━━━ Material provided
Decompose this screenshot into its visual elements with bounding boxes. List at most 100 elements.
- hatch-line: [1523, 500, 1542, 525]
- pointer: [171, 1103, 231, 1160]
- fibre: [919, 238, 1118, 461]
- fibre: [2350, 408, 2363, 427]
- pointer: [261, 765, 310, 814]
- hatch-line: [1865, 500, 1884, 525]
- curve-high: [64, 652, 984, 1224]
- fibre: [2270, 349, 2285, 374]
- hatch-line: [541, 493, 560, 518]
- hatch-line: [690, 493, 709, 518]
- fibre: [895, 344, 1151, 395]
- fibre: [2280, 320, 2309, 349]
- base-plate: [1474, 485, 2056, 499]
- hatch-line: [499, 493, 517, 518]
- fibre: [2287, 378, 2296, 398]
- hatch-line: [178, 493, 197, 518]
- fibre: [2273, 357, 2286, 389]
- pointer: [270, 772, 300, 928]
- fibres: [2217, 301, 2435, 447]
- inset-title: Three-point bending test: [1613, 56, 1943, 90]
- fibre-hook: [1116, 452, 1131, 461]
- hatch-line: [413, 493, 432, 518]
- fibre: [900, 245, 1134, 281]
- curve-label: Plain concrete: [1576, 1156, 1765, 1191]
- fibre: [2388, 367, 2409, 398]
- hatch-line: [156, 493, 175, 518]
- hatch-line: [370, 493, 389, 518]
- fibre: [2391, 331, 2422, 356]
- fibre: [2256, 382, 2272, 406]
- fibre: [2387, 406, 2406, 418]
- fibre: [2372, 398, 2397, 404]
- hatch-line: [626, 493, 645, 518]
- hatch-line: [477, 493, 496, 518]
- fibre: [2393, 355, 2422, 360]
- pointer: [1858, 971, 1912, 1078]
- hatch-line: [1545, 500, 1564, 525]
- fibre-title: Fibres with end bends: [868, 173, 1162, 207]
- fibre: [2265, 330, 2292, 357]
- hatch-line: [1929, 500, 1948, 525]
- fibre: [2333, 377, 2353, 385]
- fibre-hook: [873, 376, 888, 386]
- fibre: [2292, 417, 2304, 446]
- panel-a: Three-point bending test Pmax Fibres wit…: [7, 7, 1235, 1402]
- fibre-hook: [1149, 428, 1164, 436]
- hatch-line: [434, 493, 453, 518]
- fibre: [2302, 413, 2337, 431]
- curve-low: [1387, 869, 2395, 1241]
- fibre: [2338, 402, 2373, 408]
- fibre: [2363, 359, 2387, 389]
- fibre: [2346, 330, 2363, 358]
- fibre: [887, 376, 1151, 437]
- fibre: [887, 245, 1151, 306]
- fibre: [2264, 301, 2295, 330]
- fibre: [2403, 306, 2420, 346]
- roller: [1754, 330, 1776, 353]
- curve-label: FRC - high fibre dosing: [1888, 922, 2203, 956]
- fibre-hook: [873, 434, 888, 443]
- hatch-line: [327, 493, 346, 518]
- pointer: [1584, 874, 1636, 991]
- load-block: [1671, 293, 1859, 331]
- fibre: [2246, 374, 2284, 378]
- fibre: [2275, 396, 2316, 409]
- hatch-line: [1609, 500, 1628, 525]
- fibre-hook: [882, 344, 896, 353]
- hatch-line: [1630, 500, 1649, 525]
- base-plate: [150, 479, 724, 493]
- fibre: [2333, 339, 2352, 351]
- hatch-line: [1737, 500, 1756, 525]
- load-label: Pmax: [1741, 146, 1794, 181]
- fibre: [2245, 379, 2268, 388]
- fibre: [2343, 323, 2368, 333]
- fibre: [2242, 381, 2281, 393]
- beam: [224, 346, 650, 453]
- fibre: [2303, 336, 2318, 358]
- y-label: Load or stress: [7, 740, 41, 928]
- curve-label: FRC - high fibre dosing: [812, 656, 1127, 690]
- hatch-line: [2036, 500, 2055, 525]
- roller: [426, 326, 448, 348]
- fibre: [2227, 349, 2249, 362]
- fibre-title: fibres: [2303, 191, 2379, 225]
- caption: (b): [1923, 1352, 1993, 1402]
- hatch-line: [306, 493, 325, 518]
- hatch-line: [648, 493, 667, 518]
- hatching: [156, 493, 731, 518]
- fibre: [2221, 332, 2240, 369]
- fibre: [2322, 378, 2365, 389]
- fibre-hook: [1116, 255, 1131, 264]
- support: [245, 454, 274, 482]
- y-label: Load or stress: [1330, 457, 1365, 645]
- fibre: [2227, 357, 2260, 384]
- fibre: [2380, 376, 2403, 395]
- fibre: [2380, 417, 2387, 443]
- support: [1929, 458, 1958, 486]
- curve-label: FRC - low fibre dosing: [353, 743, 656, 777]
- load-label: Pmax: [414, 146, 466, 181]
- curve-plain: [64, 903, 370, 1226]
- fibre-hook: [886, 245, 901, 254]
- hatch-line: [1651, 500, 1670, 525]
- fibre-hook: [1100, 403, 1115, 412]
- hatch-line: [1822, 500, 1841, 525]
━━━━━━
The request:
Print the records from their first line up to and including the line with "- fibre: [2388, 367, 2409, 398]". Reproduce each line character for character.

Result:
Decompose this screenshot into its visual elements with bounding boxes. List at most 100 elements.
- hatch-line: [1523, 500, 1542, 525]
- pointer: [171, 1103, 231, 1160]
- fibre: [919, 238, 1118, 461]
- fibre: [2350, 408, 2363, 427]
- pointer: [261, 765, 310, 814]
- hatch-line: [1865, 500, 1884, 525]
- curve-high: [64, 652, 984, 1224]
- fibre: [2270, 349, 2285, 374]
- hatch-line: [541, 493, 560, 518]
- hatch-line: [690, 493, 709, 518]
- fibre: [895, 344, 1151, 395]
- fibre: [2280, 320, 2309, 349]
- base-plate: [1474, 485, 2056, 499]
- hatch-line: [499, 493, 517, 518]
- fibre: [2287, 378, 2296, 398]
- hatch-line: [178, 493, 197, 518]
- fibre: [2273, 357, 2286, 389]
- pointer: [270, 772, 300, 928]
- fibres: [2217, 301, 2435, 447]
- inset-title: Three-point bending test: [1613, 56, 1943, 90]
- fibre-hook: [1116, 452, 1131, 461]
- hatch-line: [413, 493, 432, 518]
- fibre: [900, 245, 1134, 281]
- curve-label: Plain concrete: [1576, 1156, 1765, 1191]
- fibre: [2388, 367, 2409, 398]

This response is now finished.